::: DATASET RECORDS :::
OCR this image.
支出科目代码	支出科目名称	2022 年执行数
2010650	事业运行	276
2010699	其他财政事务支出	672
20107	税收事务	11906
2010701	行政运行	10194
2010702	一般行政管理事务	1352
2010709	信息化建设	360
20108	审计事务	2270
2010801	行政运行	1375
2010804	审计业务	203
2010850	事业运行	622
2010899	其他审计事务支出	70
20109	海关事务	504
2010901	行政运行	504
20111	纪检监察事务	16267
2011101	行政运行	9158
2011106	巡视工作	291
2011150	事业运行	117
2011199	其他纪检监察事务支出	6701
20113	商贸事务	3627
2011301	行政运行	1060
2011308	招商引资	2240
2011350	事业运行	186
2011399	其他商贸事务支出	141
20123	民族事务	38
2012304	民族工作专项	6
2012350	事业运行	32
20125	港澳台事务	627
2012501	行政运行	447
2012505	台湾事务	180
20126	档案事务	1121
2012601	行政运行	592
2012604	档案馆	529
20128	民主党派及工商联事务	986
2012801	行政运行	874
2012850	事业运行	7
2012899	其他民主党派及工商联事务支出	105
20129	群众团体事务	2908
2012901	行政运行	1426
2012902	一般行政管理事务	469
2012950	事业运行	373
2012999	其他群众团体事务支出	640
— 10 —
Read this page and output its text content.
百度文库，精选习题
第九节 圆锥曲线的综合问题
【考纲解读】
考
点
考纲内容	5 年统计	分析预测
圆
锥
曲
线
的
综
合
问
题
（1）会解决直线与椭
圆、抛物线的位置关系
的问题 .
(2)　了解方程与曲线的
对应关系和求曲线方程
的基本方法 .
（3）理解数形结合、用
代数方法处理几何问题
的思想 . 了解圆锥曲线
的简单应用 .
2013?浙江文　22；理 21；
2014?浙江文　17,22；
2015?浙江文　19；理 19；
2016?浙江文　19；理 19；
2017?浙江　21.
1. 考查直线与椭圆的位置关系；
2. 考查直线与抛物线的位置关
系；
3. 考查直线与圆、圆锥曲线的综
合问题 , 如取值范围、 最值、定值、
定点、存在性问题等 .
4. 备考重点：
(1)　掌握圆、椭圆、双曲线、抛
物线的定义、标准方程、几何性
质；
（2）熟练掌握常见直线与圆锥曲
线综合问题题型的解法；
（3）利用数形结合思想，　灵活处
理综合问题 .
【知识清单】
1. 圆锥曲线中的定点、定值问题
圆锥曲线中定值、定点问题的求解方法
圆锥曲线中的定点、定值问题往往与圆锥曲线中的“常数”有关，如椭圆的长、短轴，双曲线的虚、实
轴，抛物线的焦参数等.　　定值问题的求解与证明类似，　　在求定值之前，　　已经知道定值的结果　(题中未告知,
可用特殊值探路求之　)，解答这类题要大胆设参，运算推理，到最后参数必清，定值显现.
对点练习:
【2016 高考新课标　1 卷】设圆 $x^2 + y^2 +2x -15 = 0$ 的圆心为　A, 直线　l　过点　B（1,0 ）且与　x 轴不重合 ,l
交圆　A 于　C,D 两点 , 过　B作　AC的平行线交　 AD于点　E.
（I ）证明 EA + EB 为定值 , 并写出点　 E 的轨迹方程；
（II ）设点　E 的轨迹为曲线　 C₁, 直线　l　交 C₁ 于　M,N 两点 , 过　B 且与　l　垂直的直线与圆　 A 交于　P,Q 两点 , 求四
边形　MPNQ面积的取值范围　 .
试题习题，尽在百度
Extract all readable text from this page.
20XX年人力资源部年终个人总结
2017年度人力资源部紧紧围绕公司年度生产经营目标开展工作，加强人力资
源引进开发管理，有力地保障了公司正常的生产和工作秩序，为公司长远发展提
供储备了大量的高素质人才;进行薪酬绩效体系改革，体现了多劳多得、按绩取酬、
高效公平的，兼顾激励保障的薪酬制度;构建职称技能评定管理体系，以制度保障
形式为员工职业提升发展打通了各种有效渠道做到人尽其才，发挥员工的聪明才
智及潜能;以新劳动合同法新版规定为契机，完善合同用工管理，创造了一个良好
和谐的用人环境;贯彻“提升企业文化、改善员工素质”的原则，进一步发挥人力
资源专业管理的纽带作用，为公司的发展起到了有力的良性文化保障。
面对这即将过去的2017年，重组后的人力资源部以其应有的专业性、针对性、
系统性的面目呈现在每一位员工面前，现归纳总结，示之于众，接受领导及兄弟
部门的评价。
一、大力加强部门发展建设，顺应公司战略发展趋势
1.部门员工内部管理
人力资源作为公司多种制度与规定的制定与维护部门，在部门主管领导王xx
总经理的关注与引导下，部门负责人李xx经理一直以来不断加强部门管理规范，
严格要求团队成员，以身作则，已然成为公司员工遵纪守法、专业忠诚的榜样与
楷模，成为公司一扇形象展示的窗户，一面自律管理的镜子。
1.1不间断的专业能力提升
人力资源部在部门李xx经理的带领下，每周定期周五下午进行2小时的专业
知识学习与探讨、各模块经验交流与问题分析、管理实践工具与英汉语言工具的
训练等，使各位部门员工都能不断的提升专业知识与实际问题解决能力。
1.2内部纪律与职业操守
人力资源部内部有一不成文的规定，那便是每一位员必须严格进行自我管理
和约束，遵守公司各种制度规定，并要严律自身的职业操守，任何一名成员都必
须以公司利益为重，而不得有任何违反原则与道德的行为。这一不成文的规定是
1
:::
- TASK DESCRIPTION -
Count every line above that holds the word "一般行政管理事务", and state the number and nothing more.

- THE REPLY -
2